## SHORT TASK
The material below should be written out in full and exactly; pictures stay out of the copy.

## INFORMATION GIVEN
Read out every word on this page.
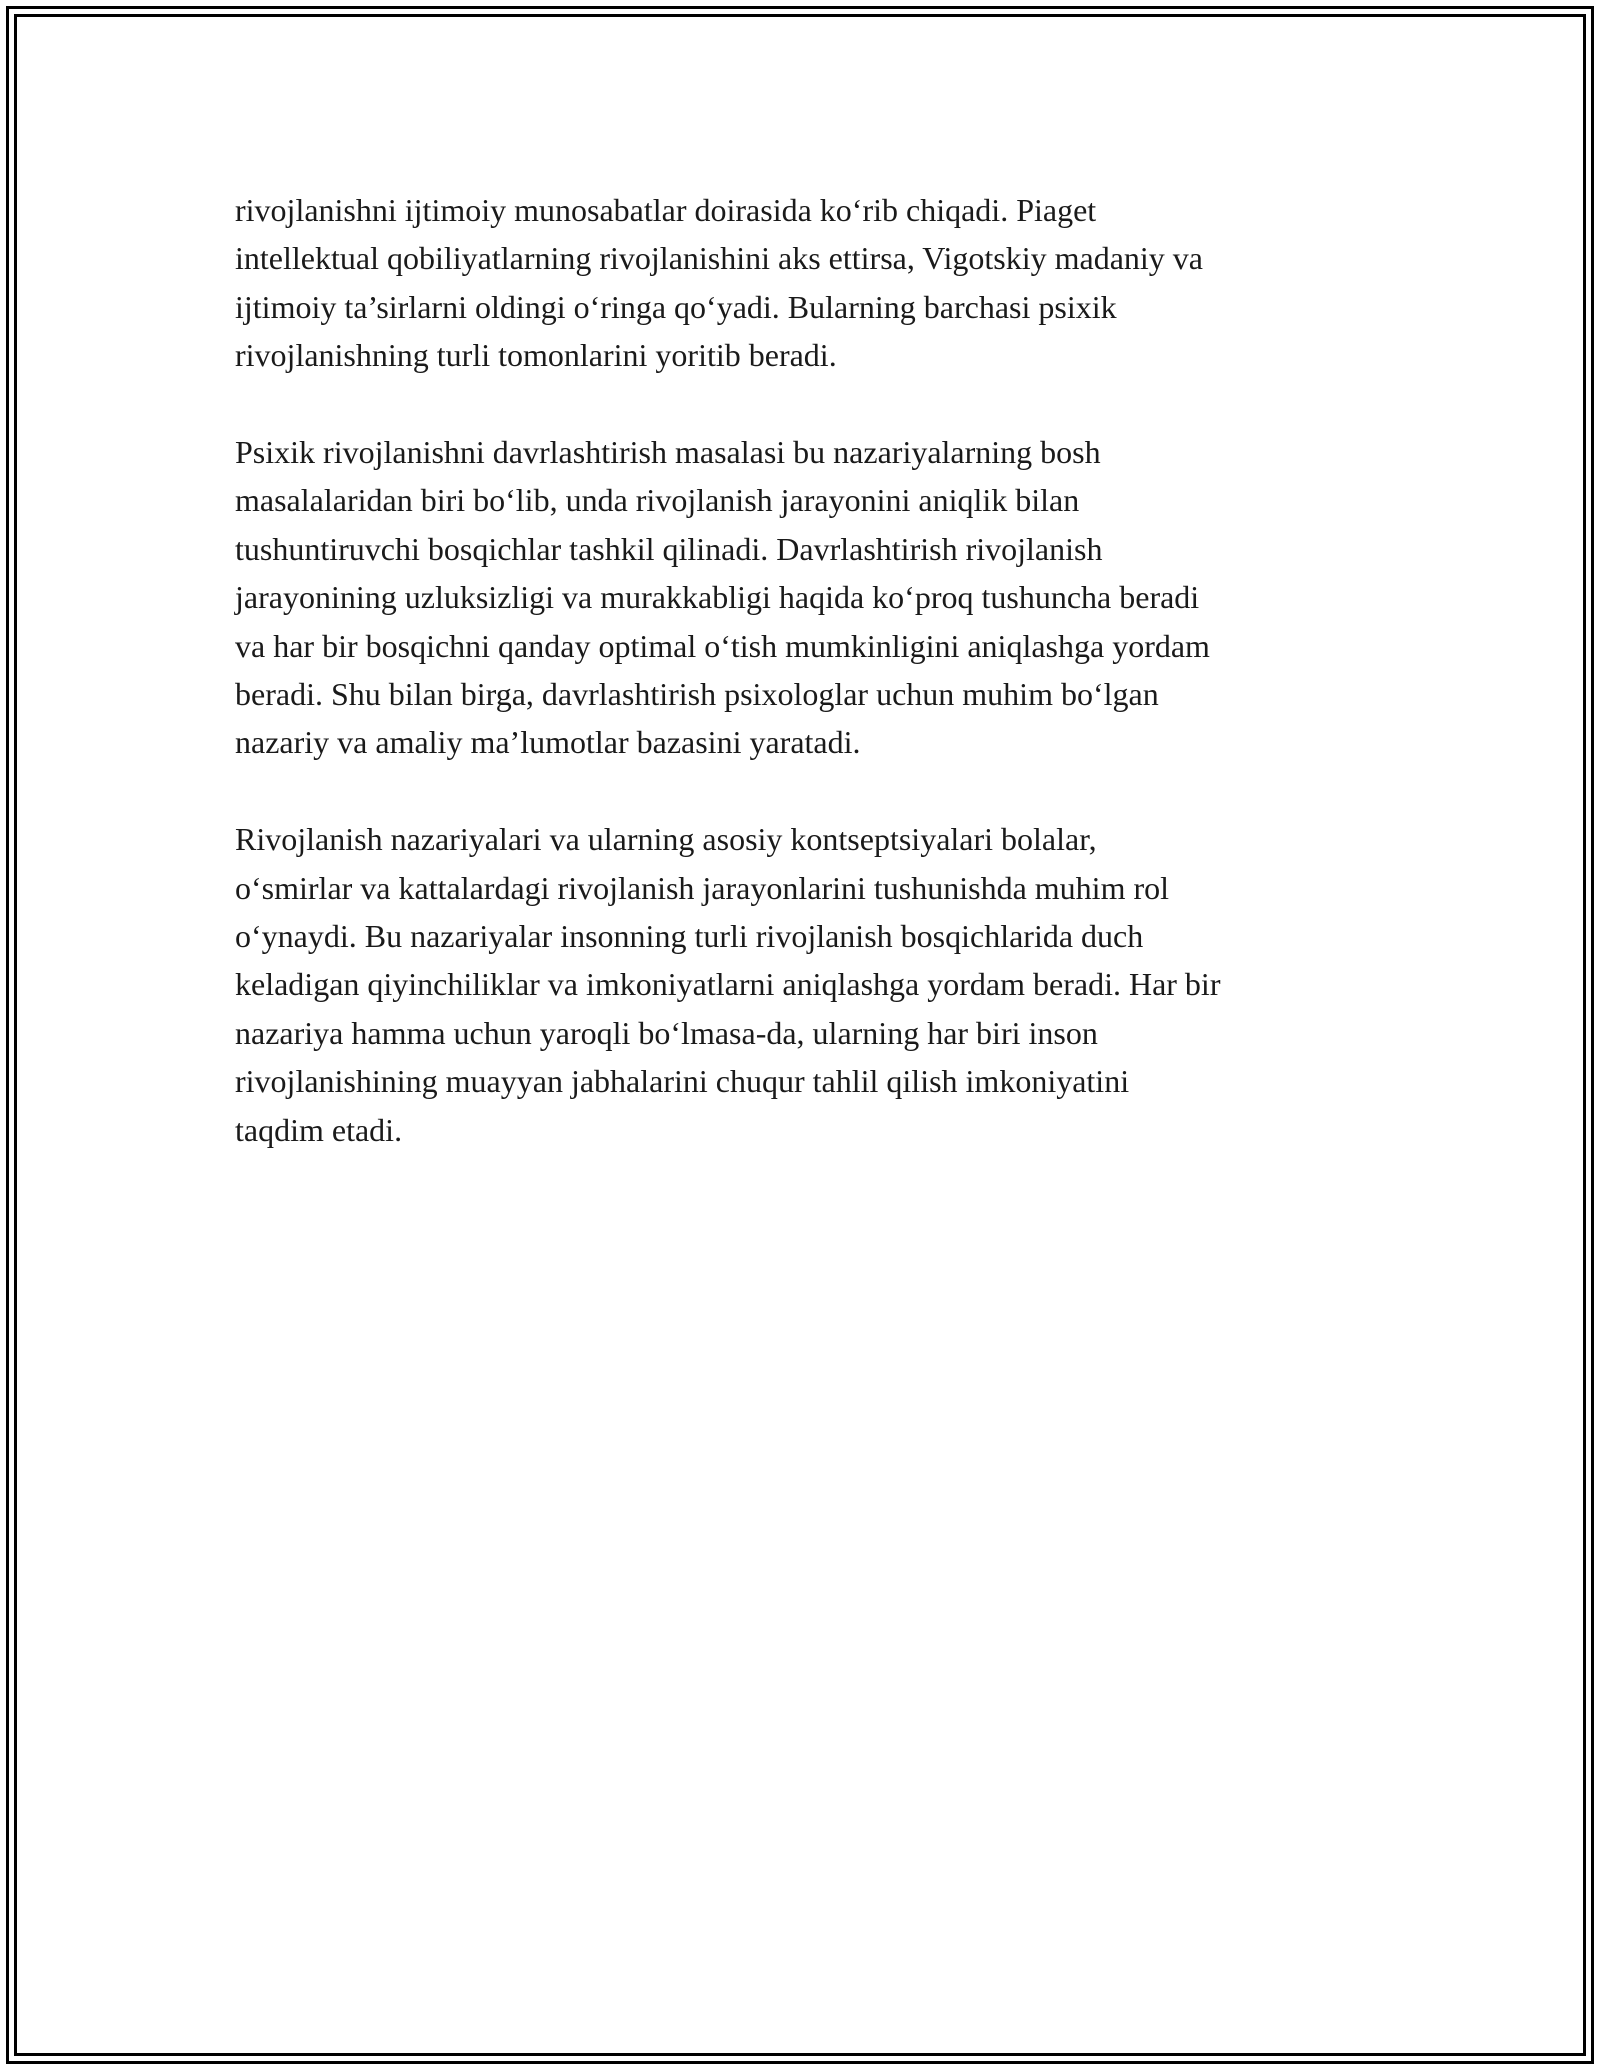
rivojlanishni ijtimoiy munosabatlar doirasida ko‘rib chiqadi. Piaget
intellektual qobiliyatlarning rivojlanishini aks ettirsa, Vigotskiy madaniy va
ijtimoiy ta’sirlarni oldingi o‘ringa qo‘yadi. Bularning barchasi psixik
rivojlanishning turli tomonlarini yoritib beradi.

Psixik rivojlanishni davrlashtirish masalasi bu nazariyalarning bosh
masalalaridan biri bo‘lib, unda rivojlanish jarayonini aniqlik bilan
tushuntiruvchi bosqichlar tashkil qilinadi. Davrlashtirish rivojlanish
jarayonining uzluksizligi va murakkabligi haqida ko‘proq tushuncha beradi
va har bir bosqichni qanday optimal o‘tish mumkinligini aniqlashga yordam
beradi. Shu bilan birga, davrlashtirish psixologlar uchun muhim bo‘lgan
nazariy va amaliy ma’lumotlar bazasini yaratadi.

Rivojlanish nazariyalari va ularning asosiy kontseptsiyalari bolalar,
o‘smirlar va kattalardagi rivojlanish jarayonlarini tushunishda muhim rol
o‘ynaydi. Bu nazariyalar insonning turli rivojlanish bosqichlarida duch
keladigan qiyinchiliklar va imkoniyatlarni aniqlashga yordam beradi. Har bir
nazariya hamma uchun yaroqli bo‘lmasa-da, ularning har biri inson
rivojlanishining muayyan jabhalarini chuqur tahlil qilish imkoniyatini
taqdim etadi.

## OUTPUT OF THE EXERCISE
Read out every word on this page.
rivojlanishni ijtimoiy munosabatlar doirasida ko‘rib chiqadi. Piaget
intellektual qobiliyatlarning rivojlanishini aks ettirsa, Vigotskiy madaniy va
ijtimoiy ta’sirlarni oldingi o‘ringa qo‘yadi. Bularning barchasi psixik
rivojlanishning turli tomonlarini yoritib beradi.

Psixik rivojlanishni davrlashtirish masalasi bu nazariyalarning bosh
masalalaridan biri bo‘lib, unda rivojlanish jarayonini aniqlik bilan
tushuntiruvchi bosqichlar tashkil qilinadi. Davrlashtirish rivojlanish
jarayonining uzluksizligi va murakkabligi haqida ko‘proq tushuncha beradi
va har bir bosqichni qanday optimal o‘tish mumkinligini aniqlashga yordam
beradi. Shu bilan birga, davrlashtirish psixologlar uchun muhim bo‘lgan
nazariy va amaliy ma’lumotlar bazasini yaratadi.

Rivojlanish nazariyalari va ularning asosiy kontseptsiyalari bolalar,
o‘smirlar va kattalardagi rivojlanish jarayonlarini tushunishda muhim rol
o‘ynaydi. Bu nazariyalar insonning turli rivojlanish bosqichlarida duch
keladigan qiyinchiliklar va imkoniyatlarni aniqlashga yordam beradi. Har bir
nazariya hamma uchun yaroqli bo‘lmasa-da, ularning har biri inson
rivojlanishining muayyan jabhalarini chuqur tahlil qilish imkoniyatini
taqdim etadi.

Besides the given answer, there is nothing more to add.